• Requirement:
Tally the lines of the data that include the word "TROJAN" and state the total, nothing else.
══ Input
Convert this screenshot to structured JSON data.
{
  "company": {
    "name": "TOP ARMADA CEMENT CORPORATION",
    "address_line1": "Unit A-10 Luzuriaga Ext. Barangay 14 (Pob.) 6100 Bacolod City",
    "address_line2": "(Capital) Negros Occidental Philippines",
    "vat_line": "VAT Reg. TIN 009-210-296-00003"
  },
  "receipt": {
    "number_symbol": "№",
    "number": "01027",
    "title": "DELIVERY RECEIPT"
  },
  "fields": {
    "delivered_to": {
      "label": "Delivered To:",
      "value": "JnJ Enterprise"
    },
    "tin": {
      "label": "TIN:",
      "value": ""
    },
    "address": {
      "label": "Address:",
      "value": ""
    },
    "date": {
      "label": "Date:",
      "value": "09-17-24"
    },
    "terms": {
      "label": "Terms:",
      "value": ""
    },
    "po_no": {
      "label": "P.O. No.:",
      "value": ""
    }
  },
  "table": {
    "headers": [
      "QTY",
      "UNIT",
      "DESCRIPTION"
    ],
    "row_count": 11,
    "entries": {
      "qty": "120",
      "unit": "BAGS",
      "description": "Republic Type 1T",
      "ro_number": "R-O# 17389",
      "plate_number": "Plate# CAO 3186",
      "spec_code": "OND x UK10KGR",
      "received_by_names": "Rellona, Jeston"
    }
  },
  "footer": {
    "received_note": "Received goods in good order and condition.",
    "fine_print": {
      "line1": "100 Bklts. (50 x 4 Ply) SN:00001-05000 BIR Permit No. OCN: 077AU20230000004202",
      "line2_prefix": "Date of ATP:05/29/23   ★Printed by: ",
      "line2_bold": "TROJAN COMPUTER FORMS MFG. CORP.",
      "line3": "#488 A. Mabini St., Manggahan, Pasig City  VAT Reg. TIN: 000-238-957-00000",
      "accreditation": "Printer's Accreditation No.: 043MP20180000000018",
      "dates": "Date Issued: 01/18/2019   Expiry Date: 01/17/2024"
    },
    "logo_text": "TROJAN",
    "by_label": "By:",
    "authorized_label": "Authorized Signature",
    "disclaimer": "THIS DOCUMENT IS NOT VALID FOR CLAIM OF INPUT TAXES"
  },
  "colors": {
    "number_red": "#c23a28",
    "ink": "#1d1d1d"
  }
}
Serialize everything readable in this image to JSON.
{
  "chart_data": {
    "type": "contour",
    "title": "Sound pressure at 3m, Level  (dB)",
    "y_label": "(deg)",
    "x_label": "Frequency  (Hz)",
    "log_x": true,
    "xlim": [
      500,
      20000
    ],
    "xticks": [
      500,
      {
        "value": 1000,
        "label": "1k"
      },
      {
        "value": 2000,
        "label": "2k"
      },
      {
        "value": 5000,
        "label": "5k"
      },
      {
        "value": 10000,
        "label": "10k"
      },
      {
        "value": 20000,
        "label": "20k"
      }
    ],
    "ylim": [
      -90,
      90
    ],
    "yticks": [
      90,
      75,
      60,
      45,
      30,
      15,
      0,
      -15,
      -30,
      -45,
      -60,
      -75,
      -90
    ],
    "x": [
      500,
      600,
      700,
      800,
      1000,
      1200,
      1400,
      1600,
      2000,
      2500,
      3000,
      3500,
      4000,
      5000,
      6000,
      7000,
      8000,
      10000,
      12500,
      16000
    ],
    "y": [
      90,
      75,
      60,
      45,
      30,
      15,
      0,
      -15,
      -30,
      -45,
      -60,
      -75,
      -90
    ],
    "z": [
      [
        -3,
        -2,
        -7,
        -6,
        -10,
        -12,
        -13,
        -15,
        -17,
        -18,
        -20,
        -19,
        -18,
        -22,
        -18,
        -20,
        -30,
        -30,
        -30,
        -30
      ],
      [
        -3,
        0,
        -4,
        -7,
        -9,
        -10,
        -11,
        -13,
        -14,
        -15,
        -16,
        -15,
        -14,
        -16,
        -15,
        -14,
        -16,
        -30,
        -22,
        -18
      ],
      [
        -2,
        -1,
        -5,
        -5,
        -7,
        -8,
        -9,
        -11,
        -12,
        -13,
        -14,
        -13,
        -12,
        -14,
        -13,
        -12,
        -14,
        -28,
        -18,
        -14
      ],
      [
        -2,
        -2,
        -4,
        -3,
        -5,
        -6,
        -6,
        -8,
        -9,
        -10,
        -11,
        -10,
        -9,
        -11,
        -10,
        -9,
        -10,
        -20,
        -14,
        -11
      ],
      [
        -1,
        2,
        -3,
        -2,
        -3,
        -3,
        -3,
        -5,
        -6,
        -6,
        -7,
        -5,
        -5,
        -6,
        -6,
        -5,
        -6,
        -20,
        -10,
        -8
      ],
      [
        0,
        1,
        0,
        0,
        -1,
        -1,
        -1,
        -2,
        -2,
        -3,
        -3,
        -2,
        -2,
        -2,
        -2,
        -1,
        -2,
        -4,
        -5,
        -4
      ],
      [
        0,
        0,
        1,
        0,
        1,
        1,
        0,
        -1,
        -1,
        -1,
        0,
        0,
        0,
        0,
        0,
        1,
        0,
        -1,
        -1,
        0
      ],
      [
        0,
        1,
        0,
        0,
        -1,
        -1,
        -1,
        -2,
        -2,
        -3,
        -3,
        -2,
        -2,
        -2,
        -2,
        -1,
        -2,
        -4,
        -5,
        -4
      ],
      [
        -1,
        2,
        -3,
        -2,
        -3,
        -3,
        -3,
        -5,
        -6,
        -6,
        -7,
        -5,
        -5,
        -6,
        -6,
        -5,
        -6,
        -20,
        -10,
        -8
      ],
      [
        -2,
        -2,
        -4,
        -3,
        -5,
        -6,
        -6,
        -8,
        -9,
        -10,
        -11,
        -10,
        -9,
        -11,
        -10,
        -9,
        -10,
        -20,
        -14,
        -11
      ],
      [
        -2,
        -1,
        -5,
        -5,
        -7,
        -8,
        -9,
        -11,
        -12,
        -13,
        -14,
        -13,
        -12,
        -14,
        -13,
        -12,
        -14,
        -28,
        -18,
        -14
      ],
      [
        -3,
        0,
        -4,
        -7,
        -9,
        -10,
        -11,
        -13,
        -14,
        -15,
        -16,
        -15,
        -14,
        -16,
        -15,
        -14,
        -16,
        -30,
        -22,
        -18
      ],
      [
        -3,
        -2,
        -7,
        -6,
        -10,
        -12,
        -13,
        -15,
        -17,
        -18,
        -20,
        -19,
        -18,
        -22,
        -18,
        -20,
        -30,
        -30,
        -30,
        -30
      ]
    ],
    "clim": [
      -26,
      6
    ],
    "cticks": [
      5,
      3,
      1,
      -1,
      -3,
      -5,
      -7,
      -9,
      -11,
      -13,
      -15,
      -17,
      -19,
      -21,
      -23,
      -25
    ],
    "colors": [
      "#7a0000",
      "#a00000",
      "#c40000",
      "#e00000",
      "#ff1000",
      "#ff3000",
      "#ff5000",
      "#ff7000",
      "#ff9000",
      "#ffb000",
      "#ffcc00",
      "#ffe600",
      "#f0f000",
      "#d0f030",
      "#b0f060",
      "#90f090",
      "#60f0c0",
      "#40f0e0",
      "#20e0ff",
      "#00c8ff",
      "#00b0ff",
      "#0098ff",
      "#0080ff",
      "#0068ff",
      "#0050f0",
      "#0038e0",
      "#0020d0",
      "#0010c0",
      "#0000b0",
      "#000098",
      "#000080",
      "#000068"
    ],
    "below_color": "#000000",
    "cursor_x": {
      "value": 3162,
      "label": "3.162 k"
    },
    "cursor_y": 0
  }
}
════
• Task answer:
2